▶ _Task description_:
Only the number is wanted: count the lines in the data with "thus" in them.

··· Available data

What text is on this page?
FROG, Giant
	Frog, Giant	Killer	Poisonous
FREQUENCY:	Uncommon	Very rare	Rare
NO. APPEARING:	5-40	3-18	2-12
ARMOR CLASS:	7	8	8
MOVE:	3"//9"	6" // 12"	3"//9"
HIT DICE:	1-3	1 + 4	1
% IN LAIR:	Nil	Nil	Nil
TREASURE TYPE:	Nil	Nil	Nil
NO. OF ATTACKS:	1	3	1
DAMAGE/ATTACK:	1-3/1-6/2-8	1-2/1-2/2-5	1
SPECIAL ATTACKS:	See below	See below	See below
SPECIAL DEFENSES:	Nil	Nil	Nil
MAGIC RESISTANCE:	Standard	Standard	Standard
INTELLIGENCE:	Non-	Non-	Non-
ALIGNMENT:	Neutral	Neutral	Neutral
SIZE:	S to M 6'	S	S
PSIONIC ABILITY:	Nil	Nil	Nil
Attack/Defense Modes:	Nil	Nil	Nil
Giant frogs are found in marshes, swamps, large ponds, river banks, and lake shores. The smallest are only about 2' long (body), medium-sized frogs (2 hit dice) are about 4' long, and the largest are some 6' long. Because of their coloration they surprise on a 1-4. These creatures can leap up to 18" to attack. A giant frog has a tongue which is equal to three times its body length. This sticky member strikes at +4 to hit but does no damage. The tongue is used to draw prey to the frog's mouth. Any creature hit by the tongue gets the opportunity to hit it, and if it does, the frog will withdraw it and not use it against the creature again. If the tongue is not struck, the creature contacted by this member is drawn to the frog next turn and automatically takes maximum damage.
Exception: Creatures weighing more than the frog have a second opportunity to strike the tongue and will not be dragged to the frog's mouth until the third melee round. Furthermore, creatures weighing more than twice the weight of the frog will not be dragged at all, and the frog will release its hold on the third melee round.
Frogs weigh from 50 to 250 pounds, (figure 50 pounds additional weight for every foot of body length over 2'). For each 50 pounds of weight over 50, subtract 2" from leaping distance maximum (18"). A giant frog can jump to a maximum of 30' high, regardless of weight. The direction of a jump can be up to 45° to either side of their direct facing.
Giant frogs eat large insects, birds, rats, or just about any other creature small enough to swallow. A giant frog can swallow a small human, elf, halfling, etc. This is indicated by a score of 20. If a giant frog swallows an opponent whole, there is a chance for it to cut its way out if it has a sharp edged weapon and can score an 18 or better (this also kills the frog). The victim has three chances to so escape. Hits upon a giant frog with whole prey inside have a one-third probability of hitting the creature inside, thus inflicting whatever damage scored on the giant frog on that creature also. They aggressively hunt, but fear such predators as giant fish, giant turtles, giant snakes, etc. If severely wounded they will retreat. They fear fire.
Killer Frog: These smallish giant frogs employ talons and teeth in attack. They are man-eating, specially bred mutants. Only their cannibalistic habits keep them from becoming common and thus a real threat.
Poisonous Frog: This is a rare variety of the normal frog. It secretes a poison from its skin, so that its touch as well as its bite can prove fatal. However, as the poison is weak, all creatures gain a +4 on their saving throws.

······

▶ _Solution to this problem_:
2